What is required — Each line that contains the word "Pedro" is to be copied from the records below.

Information shown —

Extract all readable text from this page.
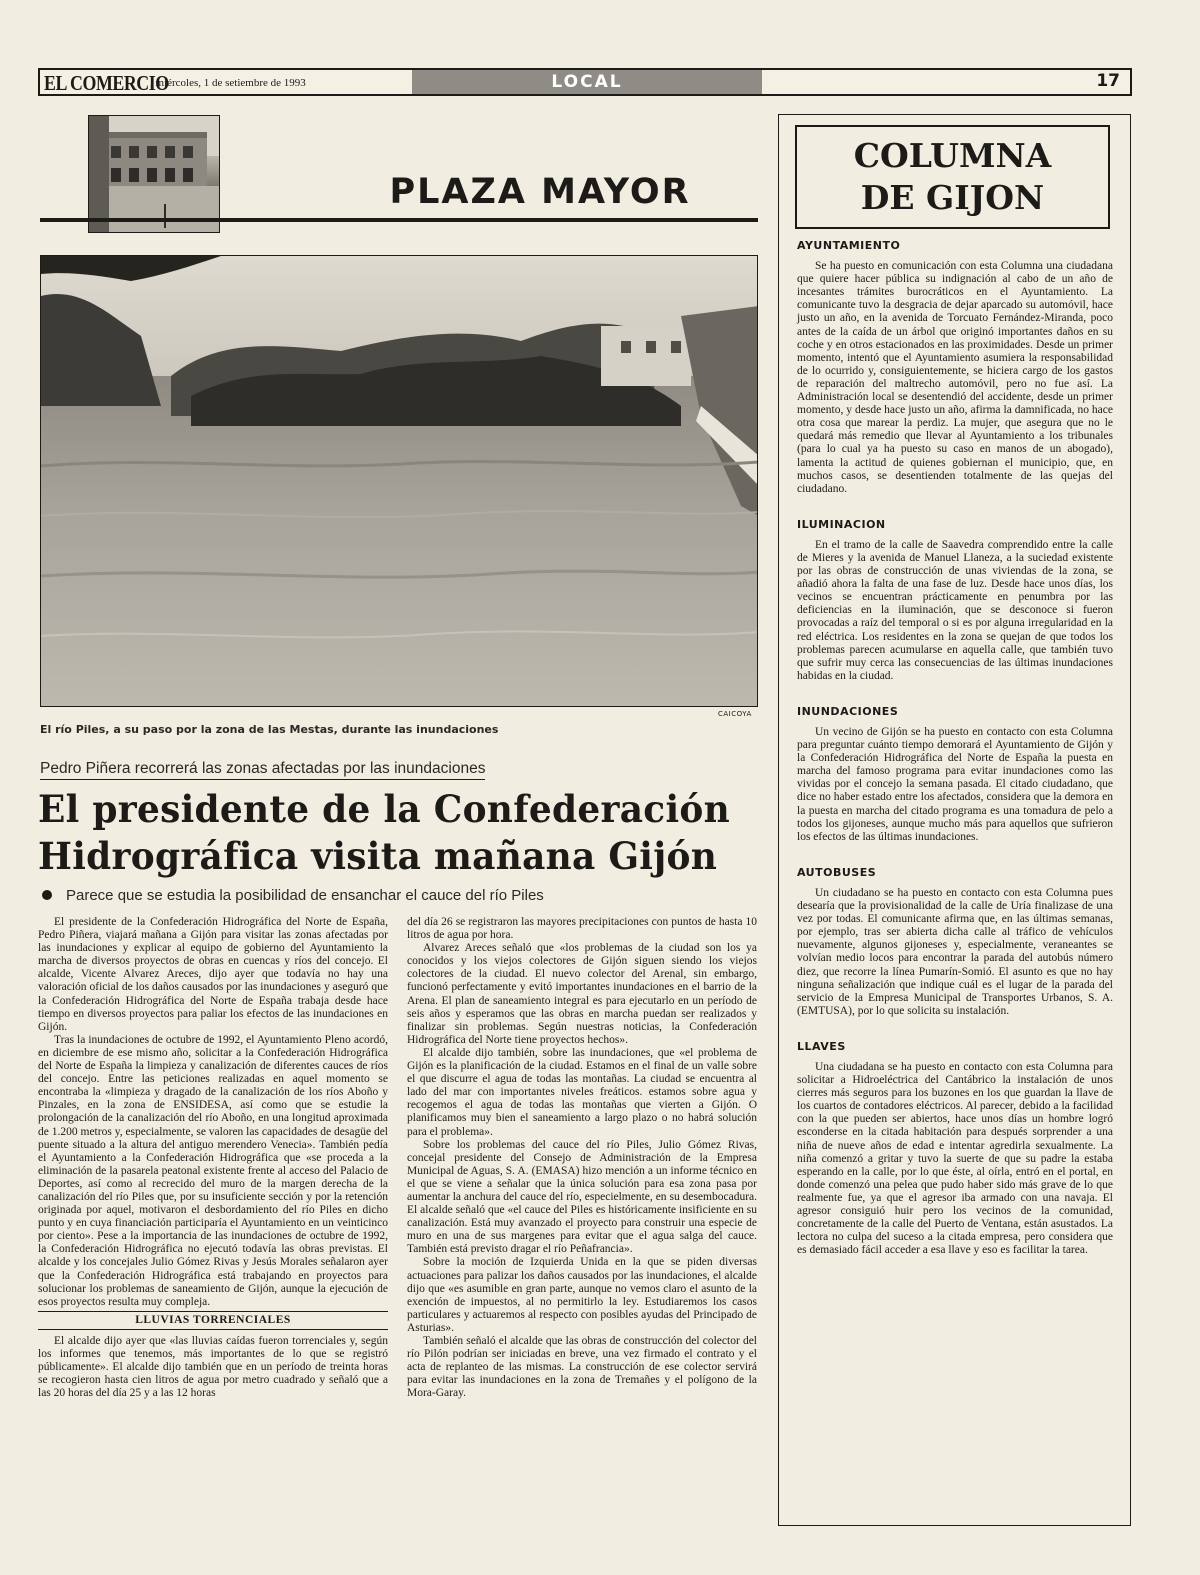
EL COMERCIO
, miércoles, 1 de setiembre de 1993	LOCAL	17
PLAZA MAYOR
CAICOYA
El río Piles, a su paso por la zona de las Mestas, durante las inundaciones
Pedro Piñera recorrerá las zonas afectadas por las inundaciones
El presidente de la Confederación Hidrográfica visita mañana Gijón
Parece que se estudia la posibilidad de ensanchar el cauce del río Piles

El presidente de la Confederación Hidrográfica del Norte de España, Pedro Piñera, viajará mañana a Gijón para visitar las zonas afectadas por las inundaciones y explicar al equipo de gobierno del Ayuntamiento la marcha de diversos proyectos de obras en cuencas y ríos del concejo. El alcalde, Vicente Alvarez Areces, dijo ayer que todavía no hay una valoración oficial de los daños causados por las inundaciones y aseguró que la Confederación Hidrográfica del Norte de España trabaja desde hace tiempo en diversos proyectos para paliar los efectos de las inundaciones en Gijón.

Tras la inundaciones de octubre de 1992, el Ayuntamiento Pleno acordó, en diciembre de ese mismo año, solicitar a la Confederación Hidrográfica del Norte de España la limpieza y canalización de diferentes cauces de ríos del concejo. Entre las peticiones realizadas en aquel momento se encontraba la «limpieza y dragado de la canalización de los ríos Aboño y Pinzales, en la zona de ENSIDESA, así como que se estudie la prolongación de la canalización del río Aboño, en una longitud aproximada de 1.200 metros y, especialmente, se valoren las capacidades de desagüe del puente situado a la altura del antiguo merendero Venecia». También pedía el Ayuntamiento a la Confederación Hidrográfica que «se proceda a la eliminación de la pasarela peatonal existente frente al acceso del Palacio de Deportes, así como al recrecido del muro de la margen derecha de la canalización del río Piles que, por su insuficiente sección y por la retención originada por aquel, motivaron el desbordamiento del río Piles en dicho punto y en cuya financiación participaría el Ayuntamiento en un veinticinco por ciento». Pese a la importancia de las inundaciones de octubre de 1992, la Confederación Hidrográfica no ejecutó todavía las obras previstas. El alcalde y los concejales Julio Gómez Rivas y Jesús Morales señalaron ayer que la Confederación Hidrográfica está trabajando en proyectos para solucionar los problemas de saneamiento de Gijón, aunque la ejecución de esos proyectos resulta muy compleja.

LLUVIAS TORRENCIALES

El alcalde dijo ayer que «las lluvias caídas fueron torrenciales y, según los informes que tenemos, más importantes de lo que se registró públicamente». El alcalde dijo también que en un período de treinta horas se recogieron hasta cien litros de agua por metro cuadrado y señaló que a las 20 horas del día 25 y a las 12 horas

del día 26 se registraron las mayores precipitaciones con puntos de hasta 10 litros de agua por hora.

Alvarez Areces señaló que «los problemas de la ciudad son los ya conocidos y los viejos colectores de Gijón siguen siendo los viejos colectores de la ciudad. El nuevo colector del Arenal, sin embargo, funcionó perfectamente y evitó importantes inundaciones en el barrio de la Arena. El plan de saneamiento integral es para ejecutarlo en un período de seis años y esperamos que las obras en marcha puedan ser realizados y finalizar sin problemas. Según nuestras noticias, la Confederación Hidrográfica del Norte tiene proyectos hechos».

El alcalde dijo también, sobre las inundaciones, que «el problema de Gijón es la planificación de la ciudad. Estamos en el final de un valle sobre el que discurre el agua de todas las montañas. La ciudad se encuentra al lado del mar con importantes niveles freáticos. estamos sobre agua y recogemos el agua de todas las montañas que vierten a Gijón. O planificamos muy bien el saneamiento a largo plazo o no habrá solución para el problema».

Sobre los problemas del cauce del río Piles, Julio Gómez Rivas, concejal presidente del Consejo de Administración de la Empresa Municipal de Aguas, S. A. (EMASA) hizo mención a un informe técnico en el que se viene a señalar que la única solución para esa zona pasa por aumentar la anchura del cauce del río, especielmente, en su desembocadura. El alcalde señaló que «el cauce del Piles es históricamente insificiente en su canalización. Está muy avanzado el proyecto para construir una especie de muro en una de sus margenes para evitar que el agua salga del cauce. También está previsto dragar el río Peñafrancia».

Sobre la moción de Izquierda Unida en la que se piden diversas actuaciones para palizar los daños causados por las inundaciones, el alcalde dijo que «es asumible en gran parte, aunque no vemos claro el asunto de la exención de impuestos, al no permitirlo la ley. Estudiaremos los casos particulares y actuaremos al respecto con posibles ayudas del Principado de Asturias».

También señaló el alcalde que las obras de construcción del colector del río Pilón podrían ser iniciadas en breve, una vez firmado el contrato y el acta de replanteo de las mismas. La construcción de ese colector servirá para evitar las inundaciones en la zona de Tremañes y el polígono de la Mora-Garay.

COLUMNA
DE GIJON
AYUNTAMIENTO

Se ha puesto en comunicación con esta Columna una ciudadana que quiere hacer pública su indignación al cabo de un año de incesantes trámites burocráticos en el Ayuntamiento. La comunicante tuvo la desgracia de dejar aparcado su automóvil, hace justo un año, en la avenida de Torcuato Fernández-Miranda, poco antes de la caída de un árbol que originó importantes daños en su coche y en otros estacionados en las proximidades. Desde un primer momento, intentó que el Ayuntamiento asumiera la responsabilidad de lo ocurrido y, consiguientemente, se hiciera cargo de los gastos de reparación del maltrecho automóvil, pero no fue así. La Administración local se desentendió del accidente, desde un primer momento, y desde hace justo un año, afirma la damnificada, no hace otra cosa que marear la perdiz. La mujer, que asegura que no le quedará más remedio que llevar al Ayuntamiento a los tribunales (para lo cual ya ha puesto su caso en manos de un abogado), lamenta la actitud de quienes gobiernan el municipio, que, en muchos casos, se desentienden totalmente de las quejas del ciudadano.

ILUMINACION

En el tramo de la calle de Saavedra comprendido entre la calle de Mieres y la avenida de Manuel Llaneza, a la suciedad existente por las obras de construcción de unas viviendas de la zona, se añadió ahora la falta de una fase de luz. Desde hace unos días, los vecinos se encuentran prácticamente en penumbra por las deficiencias en la iluminación, que se desconoce si fueron provocadas a raíz del temporal o si es por alguna irregularidad en la red eléctrica. Los residentes en la zona se quejan de que todos los problemas parecen acumularse en aquella calle, que también tuvo que sufrir muy cerca las consecuencias de las últimas inundaciones habidas en la ciudad.

INUNDACIONES

Un vecino de Gijón se ha puesto en contacto con esta Columna para preguntar cuánto tiempo demorará el Ayuntamiento de Gijón y la Confederación Hidrográfica del Norte de España la puesta en marcha del famoso programa para evitar inundaciones como las vividas por el concejo la semana pasada. El citado ciudadano, que dice no haber estado entre los afectados, considera que la demora en la puesta en marcha del citado programa es una tomadura de pelo a todos los gijoneses, aunque mucho más para aquellos que sufrieron los efectos de las últimas inundaciones.

AUTOBUSES

Un ciudadano se ha puesto en contacto con esta Columna pues desearía que la provisionalidad de la calle de Uría finalizase de una vez por todas. El comunicante afirma que, en las últimas semanas, por ejemplo, tras ser abierta dicha calle al tráfico de vehículos nuevamente, algunos gijoneses y, especialmente, veraneantes se volvían medio locos para encontrar la parada del autobús número diez, que recorre la línea Pumarín-Somió. El asunto es que no hay ninguna señalización que indique cuál es el lugar de la parada del servicio de la Empresa Municipal de Transportes Urbanos, S. A. (EMTUSA), por lo que solicita su instalación.

LLAVES

Una ciudadana se ha puesto en contacto con esta Columna para solicitar a Hidroeléctrica del Cantábrico la instalación de unos cierres más seguros para los buzones en los que guardan la llave de los cuartos de contadores eléctricos. Al parecer, debido a la facilidad con la que pueden ser abiertos, hace unos días un hombre logró esconderse en la citada habitación para después sorprender a una niña de nueve años de edad e intentar agredirla sexualmente. La niña comenzó a gritar y tuvo la suerte de que su padre la estaba esperando en la calle, por lo que éste, al oírla, entró en el portal, en donde comenzó una pelea que pudo haber sido más grave de lo que realmente fue, ya que el agresor iba armado con una navaja. El agresor consiguió huir pero los vecinos de la comunidad, concretamente de la calle del Puerto de Ventana, están asustados. La lectora no culpa del suceso a la citada empresa, pero considera que es demasiado fácil acceder a esa llave y eso es facilitar la tarea.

Result —
Pedro Piñera recorrerá las zonas afectadas por las inundaciones
El presidente de la Confederación Hidrográfica del Norte de España, Pedro Piñera, viajará mañana a Gijón para visitar las zonas afectadas por las inundaciones y explicar al equipo de gobierno del Ayuntamiento la marcha de diversos proyectos de obras en cuencas y ríos del concejo. El alcalde, Vicente Alvarez Areces, dijo ayer que todavía no hay una valoración oficial de los daños causados por las inundaciones y aseguró que la Confederación Hidrográfica del Norte de España trabaja desde hace tiempo en diversos proyectos para paliar los efectos de las inundaciones en Gijón.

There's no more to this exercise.